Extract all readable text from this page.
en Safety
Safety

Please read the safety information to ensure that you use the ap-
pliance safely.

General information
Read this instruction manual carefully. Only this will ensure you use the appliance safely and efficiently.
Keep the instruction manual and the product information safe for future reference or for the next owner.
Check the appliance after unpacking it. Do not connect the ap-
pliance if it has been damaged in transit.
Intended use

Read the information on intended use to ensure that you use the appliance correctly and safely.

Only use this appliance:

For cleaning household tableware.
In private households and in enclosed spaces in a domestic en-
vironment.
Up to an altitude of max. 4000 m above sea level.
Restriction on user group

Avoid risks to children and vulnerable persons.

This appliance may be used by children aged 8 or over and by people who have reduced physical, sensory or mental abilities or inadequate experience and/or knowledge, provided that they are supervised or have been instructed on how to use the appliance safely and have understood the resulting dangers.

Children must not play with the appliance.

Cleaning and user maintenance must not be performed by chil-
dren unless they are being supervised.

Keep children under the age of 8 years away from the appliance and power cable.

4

Short exercise:
Transcribe every line of the data, exactly as it stands.

Exercise solution:
Extract all readable text from this page.
en Safety
Safety

Please read the safety information to ensure that you use the ap-
pliance safely.

General information
Read this instruction manual carefully. Only this will ensure you use the appliance safely and efficiently.
Keep the instruction manual and the product information safe for future reference or for the next owner.
Check the appliance after unpacking it. Do not connect the ap-
pliance if it has been damaged in transit.
Intended use

Read the information on intended use to ensure that you use the appliance correctly and safely.

Only use this appliance:

For cleaning household tableware.
In private households and in enclosed spaces in a domestic en-
vironment.
Up to an altitude of max. 4000 m above sea level.
Restriction on user group

Avoid risks to children and vulnerable persons.

This appliance may be used by children aged 8 or over and by people who have reduced physical, sensory or mental abilities or inadequate experience and/or knowledge, provided that they are supervised or have been instructed on how to use the appliance safely and have understood the resulting dangers.

Children must not play with the appliance.

Cleaning and user maintenance must not be performed by chil-
dren unless they are being supervised.

Keep children under the age of 8 years away from the appliance and power cable.

4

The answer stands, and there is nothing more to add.